Data entries:
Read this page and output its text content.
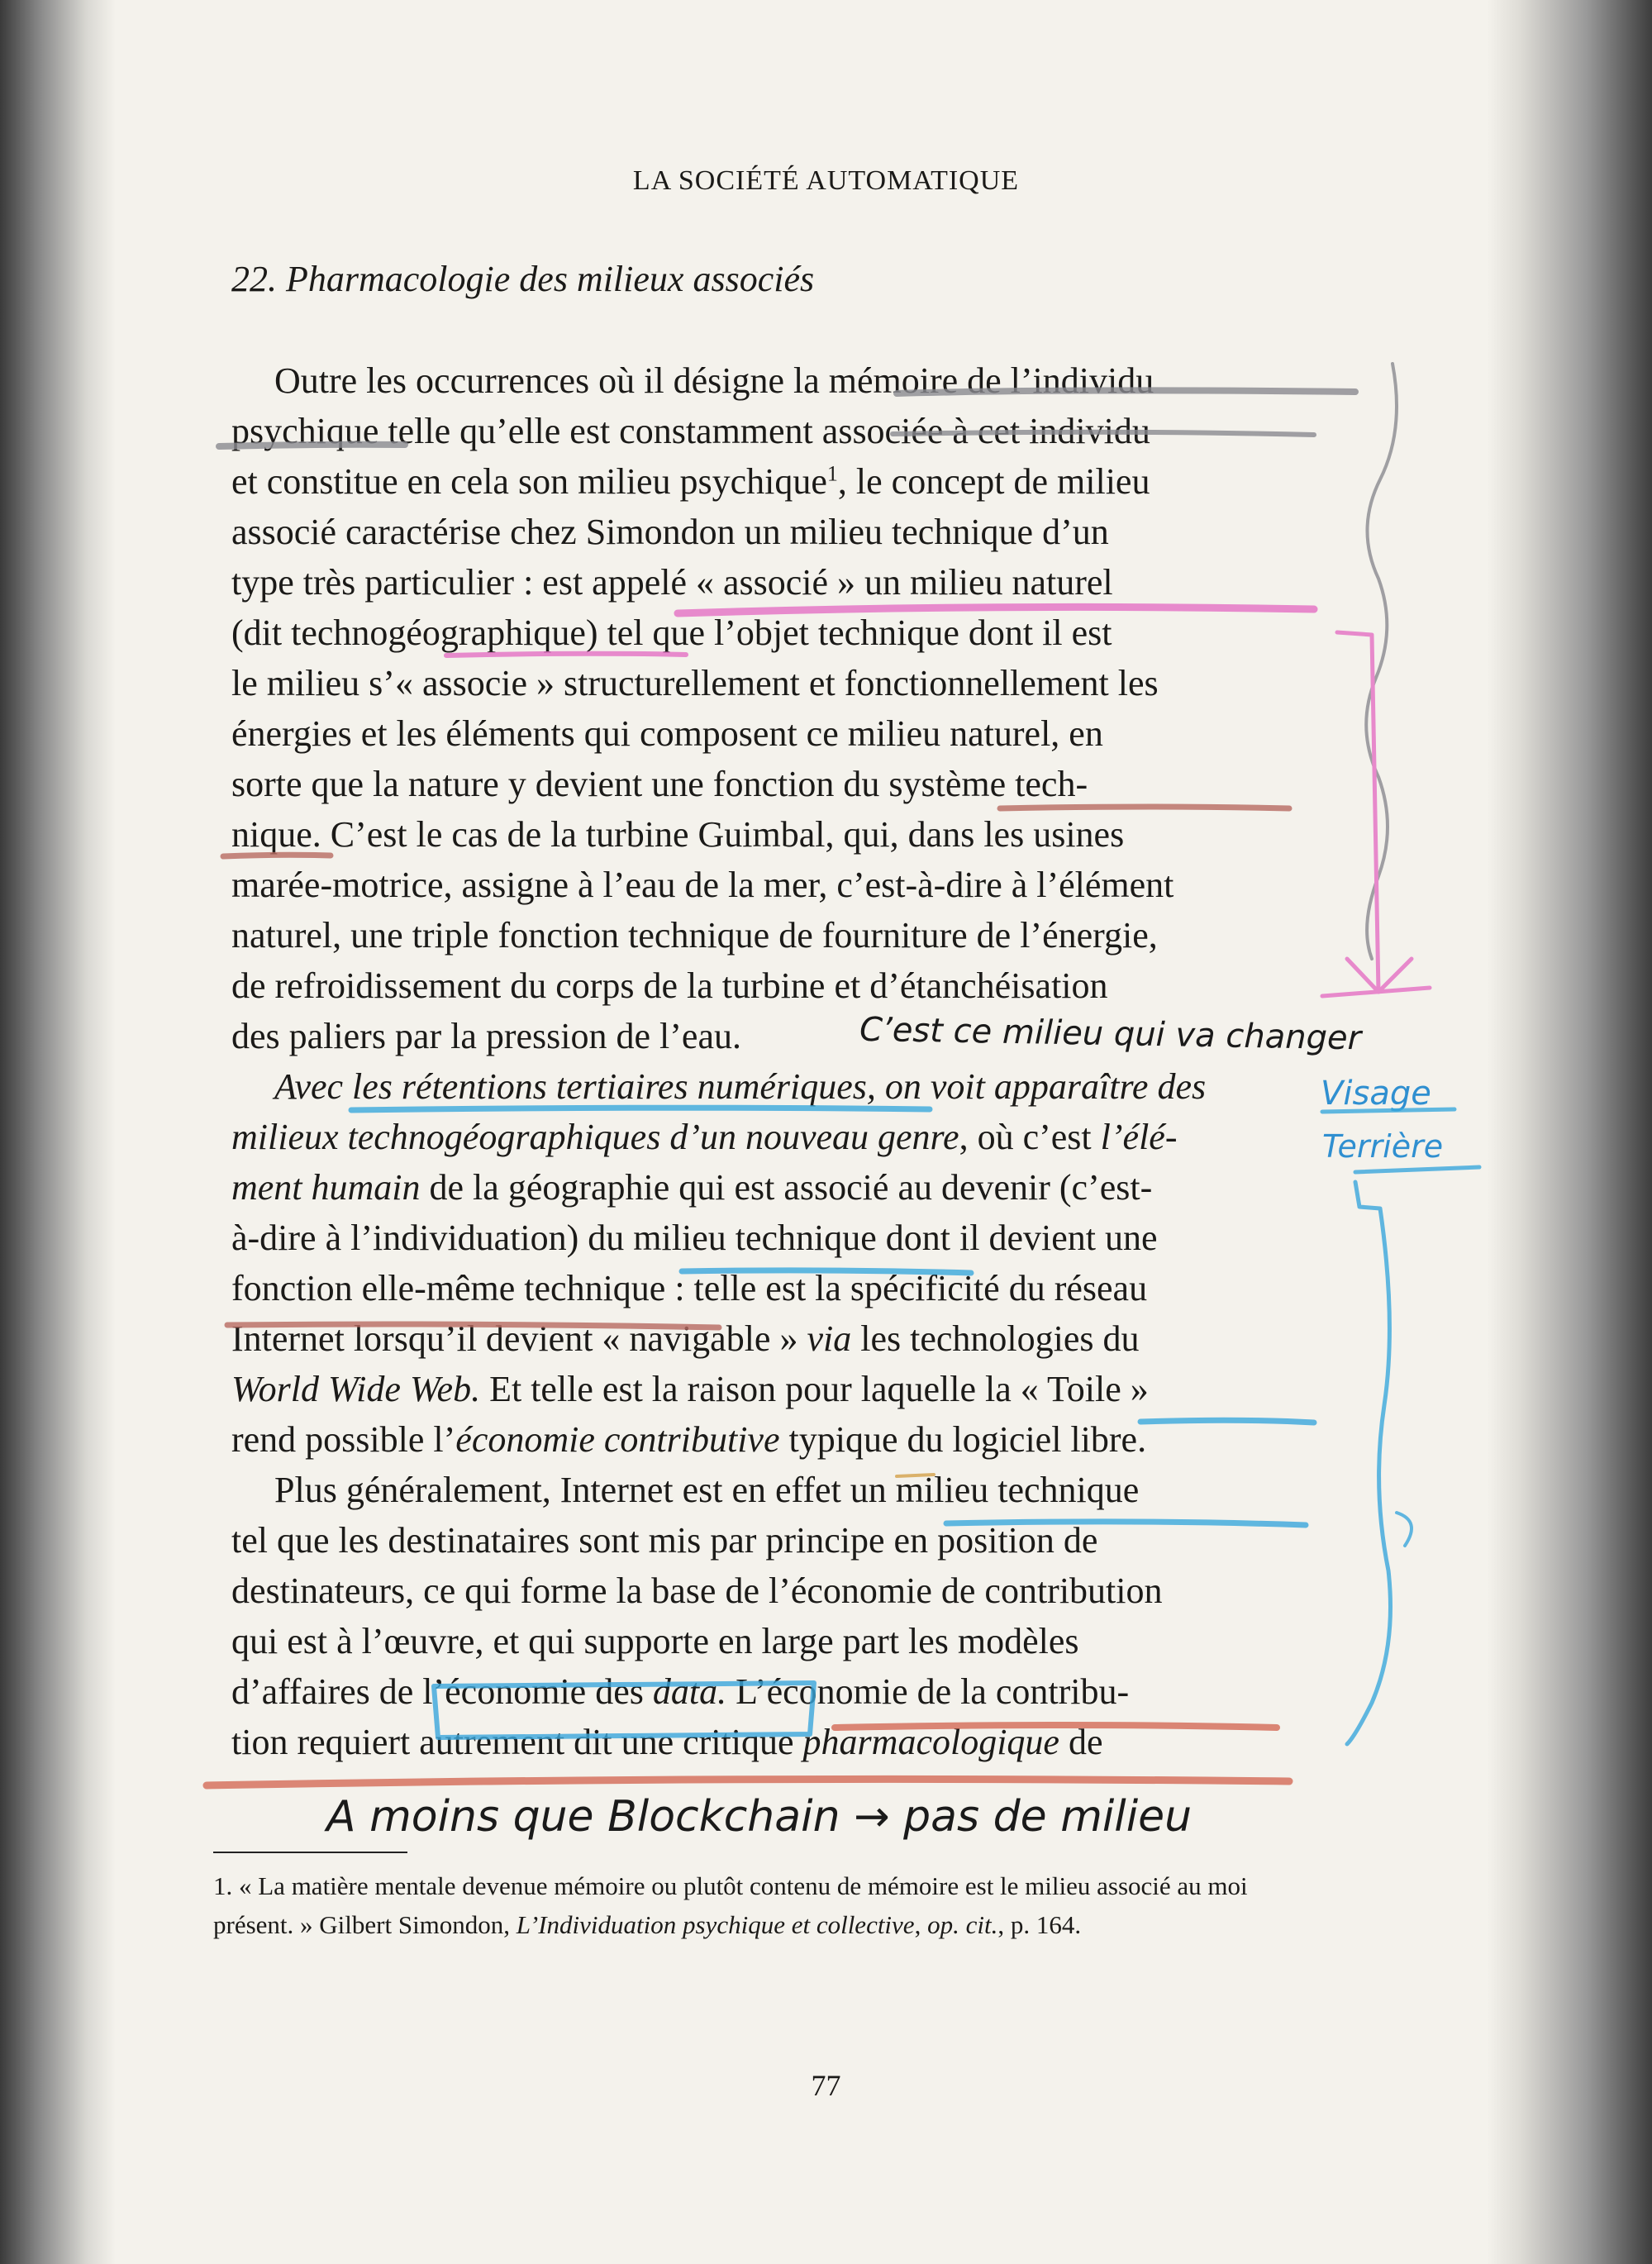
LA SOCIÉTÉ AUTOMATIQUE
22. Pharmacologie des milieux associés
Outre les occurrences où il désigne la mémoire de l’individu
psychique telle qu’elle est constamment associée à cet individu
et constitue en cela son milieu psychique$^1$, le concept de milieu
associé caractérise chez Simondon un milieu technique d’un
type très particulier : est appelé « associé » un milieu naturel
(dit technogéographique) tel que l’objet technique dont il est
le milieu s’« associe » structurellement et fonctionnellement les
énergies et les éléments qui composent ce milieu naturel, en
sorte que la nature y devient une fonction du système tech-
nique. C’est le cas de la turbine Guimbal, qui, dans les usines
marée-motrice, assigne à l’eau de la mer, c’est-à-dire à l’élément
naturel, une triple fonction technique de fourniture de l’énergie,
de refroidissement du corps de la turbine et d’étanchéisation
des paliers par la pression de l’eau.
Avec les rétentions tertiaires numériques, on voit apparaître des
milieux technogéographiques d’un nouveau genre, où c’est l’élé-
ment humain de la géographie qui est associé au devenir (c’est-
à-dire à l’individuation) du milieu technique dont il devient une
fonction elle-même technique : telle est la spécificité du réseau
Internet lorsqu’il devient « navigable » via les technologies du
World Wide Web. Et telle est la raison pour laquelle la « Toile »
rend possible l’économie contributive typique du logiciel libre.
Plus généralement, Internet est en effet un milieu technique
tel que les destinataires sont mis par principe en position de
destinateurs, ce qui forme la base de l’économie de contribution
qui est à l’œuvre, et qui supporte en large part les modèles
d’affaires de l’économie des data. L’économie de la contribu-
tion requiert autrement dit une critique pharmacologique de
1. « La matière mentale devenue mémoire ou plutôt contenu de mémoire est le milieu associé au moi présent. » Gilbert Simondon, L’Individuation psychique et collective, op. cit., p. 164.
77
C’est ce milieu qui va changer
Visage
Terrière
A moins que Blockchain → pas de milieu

▶ TASK REQUIREMENTS
Repeat the records above exactly, leaving out the pictures.

▶ THE REPLY
Read this page and output its text content.
LA SOCIÉTÉ AUTOMATIQUE
22. Pharmacologie des milieux associés
Outre les occurrences où il désigne la mémoire de l’individu
psychique telle qu’elle est constamment associée à cet individu
et constitue en cela son milieu psychique$^1$, le concept de milieu
associé caractérise chez Simondon un milieu technique d’un
type très particulier : est appelé « associé » un milieu naturel
(dit technogéographique) tel que l’objet technique dont il est
le milieu s’« associe » structurellement et fonctionnellement les
énergies et les éléments qui composent ce milieu naturel, en
sorte que la nature y devient une fonction du système tech-
nique. C’est le cas de la turbine Guimbal, qui, dans les usines
marée-motrice, assigne à l’eau de la mer, c’est-à-dire à l’élément
naturel, une triple fonction technique de fourniture de l’énergie,
de refroidissement du corps de la turbine et d’étanchéisation
des paliers par la pression de l’eau.
Avec les rétentions tertiaires numériques, on voit apparaître des
milieux technogéographiques d’un nouveau genre, où c’est l’élé-
ment humain de la géographie qui est associé au devenir (c’est-
à-dire à l’individuation) du milieu technique dont il devient une
fonction elle-même technique : telle est la spécificité du réseau
Internet lorsqu’il devient « navigable » via les technologies du
World Wide Web. Et telle est la raison pour laquelle la « Toile »
rend possible l’économie contributive typique du logiciel libre.
Plus généralement, Internet est en effet un milieu technique
tel que les destinataires sont mis par principe en position de
destinateurs, ce qui forme la base de l’économie de contribution
qui est à l’œuvre, et qui supporte en large part les modèles
d’affaires de l’économie des data. L’économie de la contribu-
tion requiert autrement dit une critique pharmacologique de
1. « La matière mentale devenue mémoire ou plutôt contenu de mémoire est le milieu associé au moi présent. » Gilbert Simondon, L’Individuation psychique et collective, op. cit., p. 164.
77
C’est ce milieu qui va changer
Visage
Terrière
A moins que Blockchain → pas de milieu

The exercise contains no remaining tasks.